— Start MATERIAL PROVIDED —

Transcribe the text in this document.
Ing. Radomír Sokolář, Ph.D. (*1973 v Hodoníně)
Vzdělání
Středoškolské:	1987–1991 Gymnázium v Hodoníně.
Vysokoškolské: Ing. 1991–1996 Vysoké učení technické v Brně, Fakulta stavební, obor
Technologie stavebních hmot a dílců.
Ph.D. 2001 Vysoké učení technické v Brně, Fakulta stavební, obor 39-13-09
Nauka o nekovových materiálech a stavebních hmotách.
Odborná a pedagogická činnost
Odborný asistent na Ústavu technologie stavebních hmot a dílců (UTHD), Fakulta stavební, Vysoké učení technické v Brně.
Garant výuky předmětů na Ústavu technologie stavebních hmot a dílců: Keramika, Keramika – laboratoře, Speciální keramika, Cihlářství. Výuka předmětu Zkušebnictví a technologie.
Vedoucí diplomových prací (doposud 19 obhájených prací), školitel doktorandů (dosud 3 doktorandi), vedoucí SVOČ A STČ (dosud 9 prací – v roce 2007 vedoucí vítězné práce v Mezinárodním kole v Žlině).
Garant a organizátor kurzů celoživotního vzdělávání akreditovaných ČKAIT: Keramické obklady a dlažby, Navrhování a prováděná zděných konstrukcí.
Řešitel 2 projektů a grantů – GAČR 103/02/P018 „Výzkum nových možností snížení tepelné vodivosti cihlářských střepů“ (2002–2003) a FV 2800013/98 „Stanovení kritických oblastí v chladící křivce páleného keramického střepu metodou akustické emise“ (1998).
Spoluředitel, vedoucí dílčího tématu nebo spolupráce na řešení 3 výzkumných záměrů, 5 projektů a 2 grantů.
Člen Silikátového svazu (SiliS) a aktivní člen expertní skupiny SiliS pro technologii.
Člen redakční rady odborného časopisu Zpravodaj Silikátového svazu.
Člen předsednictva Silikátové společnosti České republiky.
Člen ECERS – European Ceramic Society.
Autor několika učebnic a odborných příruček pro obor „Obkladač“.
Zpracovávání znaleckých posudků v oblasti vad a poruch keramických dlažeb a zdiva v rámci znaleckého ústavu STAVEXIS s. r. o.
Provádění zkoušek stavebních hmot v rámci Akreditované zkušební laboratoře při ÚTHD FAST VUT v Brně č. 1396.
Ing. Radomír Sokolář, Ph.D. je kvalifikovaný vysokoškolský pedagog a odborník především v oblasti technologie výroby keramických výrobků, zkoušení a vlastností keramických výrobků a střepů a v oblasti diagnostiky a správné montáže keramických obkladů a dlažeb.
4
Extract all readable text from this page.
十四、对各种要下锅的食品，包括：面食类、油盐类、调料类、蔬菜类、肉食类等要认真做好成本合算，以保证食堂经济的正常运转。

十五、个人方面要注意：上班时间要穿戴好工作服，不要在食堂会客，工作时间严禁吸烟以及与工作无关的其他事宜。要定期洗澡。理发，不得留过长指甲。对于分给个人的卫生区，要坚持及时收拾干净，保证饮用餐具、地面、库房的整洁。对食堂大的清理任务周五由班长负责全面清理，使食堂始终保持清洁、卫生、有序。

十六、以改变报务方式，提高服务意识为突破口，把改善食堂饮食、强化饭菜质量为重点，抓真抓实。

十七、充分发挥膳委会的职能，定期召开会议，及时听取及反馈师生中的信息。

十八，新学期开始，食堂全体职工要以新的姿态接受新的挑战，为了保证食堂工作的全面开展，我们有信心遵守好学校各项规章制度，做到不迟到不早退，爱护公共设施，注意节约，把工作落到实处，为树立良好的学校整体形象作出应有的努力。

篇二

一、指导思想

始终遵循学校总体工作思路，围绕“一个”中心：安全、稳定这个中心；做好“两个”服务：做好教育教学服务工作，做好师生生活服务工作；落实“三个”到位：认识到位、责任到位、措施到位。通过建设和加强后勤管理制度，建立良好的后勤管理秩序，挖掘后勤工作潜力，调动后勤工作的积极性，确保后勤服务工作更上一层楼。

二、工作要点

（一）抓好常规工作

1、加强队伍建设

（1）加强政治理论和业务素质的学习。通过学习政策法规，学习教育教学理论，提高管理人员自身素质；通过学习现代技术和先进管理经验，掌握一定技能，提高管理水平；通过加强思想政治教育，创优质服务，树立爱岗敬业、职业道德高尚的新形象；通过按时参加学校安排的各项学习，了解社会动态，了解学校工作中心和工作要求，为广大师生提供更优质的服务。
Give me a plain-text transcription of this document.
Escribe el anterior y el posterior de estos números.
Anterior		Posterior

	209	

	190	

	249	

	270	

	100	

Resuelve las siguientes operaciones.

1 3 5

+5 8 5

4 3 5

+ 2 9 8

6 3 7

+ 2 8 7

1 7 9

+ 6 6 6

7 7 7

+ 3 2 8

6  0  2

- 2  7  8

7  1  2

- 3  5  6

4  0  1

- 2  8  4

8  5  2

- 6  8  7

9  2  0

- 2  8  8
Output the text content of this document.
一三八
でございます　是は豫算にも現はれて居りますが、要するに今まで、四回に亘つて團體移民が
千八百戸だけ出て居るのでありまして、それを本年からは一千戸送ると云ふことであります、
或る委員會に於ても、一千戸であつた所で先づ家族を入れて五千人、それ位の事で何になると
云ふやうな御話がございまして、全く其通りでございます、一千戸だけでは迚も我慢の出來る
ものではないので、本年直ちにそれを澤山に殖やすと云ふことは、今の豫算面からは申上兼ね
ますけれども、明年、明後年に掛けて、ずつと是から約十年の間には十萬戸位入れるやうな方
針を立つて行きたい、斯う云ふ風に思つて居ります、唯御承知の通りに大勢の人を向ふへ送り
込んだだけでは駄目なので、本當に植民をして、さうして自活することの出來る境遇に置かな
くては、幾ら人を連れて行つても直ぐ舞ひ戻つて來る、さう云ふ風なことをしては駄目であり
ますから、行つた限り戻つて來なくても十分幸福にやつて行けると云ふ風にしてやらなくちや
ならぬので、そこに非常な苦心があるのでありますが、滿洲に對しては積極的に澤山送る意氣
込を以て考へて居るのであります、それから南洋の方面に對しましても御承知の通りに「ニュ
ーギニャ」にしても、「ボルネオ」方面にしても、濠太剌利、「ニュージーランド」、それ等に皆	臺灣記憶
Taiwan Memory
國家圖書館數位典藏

— End MATERIAL PROVIDED —

▶ _WRITTEN REQUEST_:
List each line in the listing that contains the string "obor".

▶ _RESULT OF THIS EXERCISE_:
Vysokoškolské: Ing. 1991–1996 Vysoké učení technické v Brně, Fakulta stavební, obor
Ph.D. 2001 Vysoké učení technické v Brně, Fakulta stavební, obor 39-13-09
Autor několika učebnic a odborných příruček pro obor „Obkladač“.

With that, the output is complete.